Dataset entries
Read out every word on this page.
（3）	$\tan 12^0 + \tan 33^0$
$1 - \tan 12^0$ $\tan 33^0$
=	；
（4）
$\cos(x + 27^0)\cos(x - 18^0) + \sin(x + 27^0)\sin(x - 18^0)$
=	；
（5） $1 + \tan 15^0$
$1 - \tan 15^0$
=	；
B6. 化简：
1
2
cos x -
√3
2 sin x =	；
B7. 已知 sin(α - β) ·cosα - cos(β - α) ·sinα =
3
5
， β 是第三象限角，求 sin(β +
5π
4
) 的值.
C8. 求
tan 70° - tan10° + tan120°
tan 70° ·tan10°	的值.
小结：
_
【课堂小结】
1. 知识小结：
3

EXERCISE - Print the records above exactly as they appear.

SOLVED EXERCISE -
Read out every word on this page.
（3）	$\tan 12^0 + \tan 33^0$
$1 - \tan 12^0$ $\tan 33^0$
=	；
（4）
$\cos(x + 27^0)\cos(x - 18^0) + \sin(x + 27^0)\sin(x - 18^0)$
=	；
（5） $1 + \tan 15^0$
$1 - \tan 15^0$
=	；
B6. 化简：
1
2
cos x -
√3
2 sin x =	；
B7. 已知 sin(α - β) ·cosα - cos(β - α) ·sinα =
3
5
， β 是第三象限角，求 sin(β +
5π
4
) 的值.
C8. 求
tan 70° - tan10° + tan120°
tan 70° ·tan10°	的值.
小结：
_
【课堂小结】
1. 知识小结：
3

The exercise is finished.